# What you need to do:
Every record must be written out once more, with nothing added or omitted.

--- START Data lines ---

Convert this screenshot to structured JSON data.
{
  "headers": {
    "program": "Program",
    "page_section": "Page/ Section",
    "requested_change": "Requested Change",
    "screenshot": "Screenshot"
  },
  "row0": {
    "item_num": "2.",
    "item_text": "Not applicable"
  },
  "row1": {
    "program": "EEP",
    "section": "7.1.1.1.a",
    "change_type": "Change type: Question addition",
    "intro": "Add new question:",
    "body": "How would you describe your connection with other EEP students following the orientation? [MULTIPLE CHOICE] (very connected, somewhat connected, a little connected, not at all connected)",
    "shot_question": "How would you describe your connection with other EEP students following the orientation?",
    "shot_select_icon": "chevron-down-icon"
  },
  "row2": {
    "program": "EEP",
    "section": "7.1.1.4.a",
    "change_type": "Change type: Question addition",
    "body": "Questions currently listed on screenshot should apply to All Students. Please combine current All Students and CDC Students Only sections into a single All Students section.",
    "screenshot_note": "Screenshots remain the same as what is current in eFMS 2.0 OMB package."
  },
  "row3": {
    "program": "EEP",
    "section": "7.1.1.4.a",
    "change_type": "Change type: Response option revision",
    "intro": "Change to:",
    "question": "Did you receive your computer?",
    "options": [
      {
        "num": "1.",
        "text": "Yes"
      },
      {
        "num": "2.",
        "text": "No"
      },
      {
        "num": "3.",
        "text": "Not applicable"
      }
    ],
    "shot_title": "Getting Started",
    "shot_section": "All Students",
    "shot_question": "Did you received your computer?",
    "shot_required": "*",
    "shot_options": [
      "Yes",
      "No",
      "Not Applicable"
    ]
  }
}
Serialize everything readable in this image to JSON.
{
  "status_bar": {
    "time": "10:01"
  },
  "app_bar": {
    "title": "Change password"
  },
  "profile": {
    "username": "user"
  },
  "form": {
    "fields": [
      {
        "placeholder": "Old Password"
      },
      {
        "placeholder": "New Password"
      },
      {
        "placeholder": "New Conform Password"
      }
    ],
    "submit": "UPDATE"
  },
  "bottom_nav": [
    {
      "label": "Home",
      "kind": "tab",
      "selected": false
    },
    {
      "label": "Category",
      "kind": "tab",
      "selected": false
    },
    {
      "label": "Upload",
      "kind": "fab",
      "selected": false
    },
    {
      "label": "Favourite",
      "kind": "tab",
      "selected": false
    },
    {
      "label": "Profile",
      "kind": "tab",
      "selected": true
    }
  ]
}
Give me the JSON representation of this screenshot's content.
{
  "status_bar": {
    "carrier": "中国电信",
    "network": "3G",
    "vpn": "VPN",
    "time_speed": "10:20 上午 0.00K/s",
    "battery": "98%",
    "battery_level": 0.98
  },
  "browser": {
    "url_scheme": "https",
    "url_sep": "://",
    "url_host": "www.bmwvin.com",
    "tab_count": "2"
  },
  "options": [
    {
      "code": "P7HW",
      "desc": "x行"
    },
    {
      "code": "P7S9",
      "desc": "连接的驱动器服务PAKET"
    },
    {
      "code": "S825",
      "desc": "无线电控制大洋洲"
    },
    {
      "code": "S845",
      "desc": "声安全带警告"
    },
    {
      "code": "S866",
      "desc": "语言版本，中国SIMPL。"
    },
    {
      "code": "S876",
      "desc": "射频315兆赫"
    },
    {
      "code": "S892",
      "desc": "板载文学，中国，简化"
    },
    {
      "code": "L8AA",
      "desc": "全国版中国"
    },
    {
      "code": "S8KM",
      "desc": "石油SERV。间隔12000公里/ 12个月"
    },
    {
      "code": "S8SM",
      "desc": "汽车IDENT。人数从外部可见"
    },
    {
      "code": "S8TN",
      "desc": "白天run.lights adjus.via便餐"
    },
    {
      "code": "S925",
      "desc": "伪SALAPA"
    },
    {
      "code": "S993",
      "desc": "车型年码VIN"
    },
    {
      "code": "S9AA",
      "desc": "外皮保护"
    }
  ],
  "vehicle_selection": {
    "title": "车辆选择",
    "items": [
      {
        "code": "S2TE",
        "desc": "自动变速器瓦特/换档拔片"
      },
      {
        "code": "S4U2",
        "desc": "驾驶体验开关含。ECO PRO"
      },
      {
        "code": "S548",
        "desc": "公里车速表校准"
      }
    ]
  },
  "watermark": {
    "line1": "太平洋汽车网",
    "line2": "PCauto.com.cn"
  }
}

--- END Data lines ---

# Exercise solution:
Convert this screenshot to structured JSON data.
{
  "headers": {
    "program": "Program",
    "page_section": "Page/ Section",
    "requested_change": "Requested Change",
    "screenshot": "Screenshot"
  },
  "row0": {
    "item_num": "2.",
    "item_text": "Not applicable"
  },
  "row1": {
    "program": "EEP",
    "section": "7.1.1.1.a",
    "change_type": "Change type: Question addition",
    "intro": "Add new question:",
    "body": "How would you describe your connection with other EEP students following the orientation? [MULTIPLE CHOICE] (very connected, somewhat connected, a little connected, not at all connected)",
    "shot_question": "How would you describe your connection with other EEP students following the orientation?",
    "shot_select_icon": "chevron-down-icon"
  },
  "row2": {
    "program": "EEP",
    "section": "7.1.1.4.a",
    "change_type": "Change type: Question addition",
    "body": "Questions currently listed on screenshot should apply to All Students. Please combine current All Students and CDC Students Only sections into a single All Students section.",
    "screenshot_note": "Screenshots remain the same as what is current in eFMS 2.0 OMB package."
  },
  "row3": {
    "program": "EEP",
    "section": "7.1.1.4.a",
    "change_type": "Change type: Response option revision",
    "intro": "Change to:",
    "question": "Did you receive your computer?",
    "options": [
      {
        "num": "1.",
        "text": "Yes"
      },
      {
        "num": "2.",
        "text": "No"
      },
      {
        "num": "3.",
        "text": "Not applicable"
      }
    ],
    "shot_title": "Getting Started",
    "shot_section": "All Students",
    "shot_question": "Did you received your computer?",
    "shot_required": "*",
    "shot_options": [
      "Yes",
      "No",
      "Not Applicable"
    ]
  }
}
Serialize everything readable in this image to JSON.
{
  "status_bar": {
    "time": "10:01"
  },
  "app_bar": {
    "title": "Change password"
  },
  "profile": {
    "username": "user"
  },
  "form": {
    "fields": [
      {
        "placeholder": "Old Password"
      },
      {
        "placeholder": "New Password"
      },
      {
        "placeholder": "New Conform Password"
      }
    ],
    "submit": "UPDATE"
  },
  "bottom_nav": [
    {
      "label": "Home",
      "kind": "tab",
      "selected": false
    },
    {
      "label": "Category",
      "kind": "tab",
      "selected": false
    },
    {
      "label": "Upload",
      "kind": "fab",
      "selected": false
    },
    {
      "label": "Favourite",
      "kind": "tab",
      "selected": false
    },
    {
      "label": "Profile",
      "kind": "tab",
      "selected": true
    }
  ]
}
Give me the JSON representation of this screenshot's content.
{
  "status_bar": {
    "carrier": "中国电信",
    "network": "3G",
    "vpn": "VPN",
    "time_speed": "10:20 上午 0.00K/s",
    "battery": "98%",
    "battery_level": 0.98
  },
  "browser": {
    "url_scheme": "https",
    "url_sep": "://",
    "url_host": "www.bmwvin.com",
    "tab_count": "2"
  },
  "options": [
    {
      "code": "P7HW",
      "desc": "x行"
    },
    {
      "code": "P7S9",
      "desc": "连接的驱动器服务PAKET"
    },
    {
      "code": "S825",
      "desc": "无线电控制大洋洲"
    },
    {
      "code": "S845",
      "desc": "声安全带警告"
    },
    {
      "code": "S866",
      "desc": "语言版本，中国SIMPL。"
    },
    {
      "code": "S876",
      "desc": "射频315兆赫"
    },
    {
      "code": "S892",
      "desc": "板载文学，中国，简化"
    },
    {
      "code": "L8AA",
      "desc": "全国版中国"
    },
    {
      "code": "S8KM",
      "desc": "石油SERV。间隔12000公里/ 12个月"
    },
    {
      "code": "S8SM",
      "desc": "汽车IDENT。人数从外部可见"
    },
    {
      "code": "S8TN",
      "desc": "白天run.lights adjus.via便餐"
    },
    {
      "code": "S925",
      "desc": "伪SALAPA"
    },
    {
      "code": "S993",
      "desc": "车型年码VIN"
    },
    {
      "code": "S9AA",
      "desc": "外皮保护"
    }
  ],
  "vehicle_selection": {
    "title": "车辆选择",
    "items": [
      {
        "code": "S2TE",
        "desc": "自动变速器瓦特/换档拔片"
      },
      {
        "code": "S4U2",
        "desc": "驾驶体验开关含。ECO PRO"
      },
      {
        "code": "S548",
        "desc": "公里车速表校准"
      }
    ]
  },
  "watermark": {
    "line1": "太平洋汽车网",
    "line2": "PCauto.com.cn"
  }
}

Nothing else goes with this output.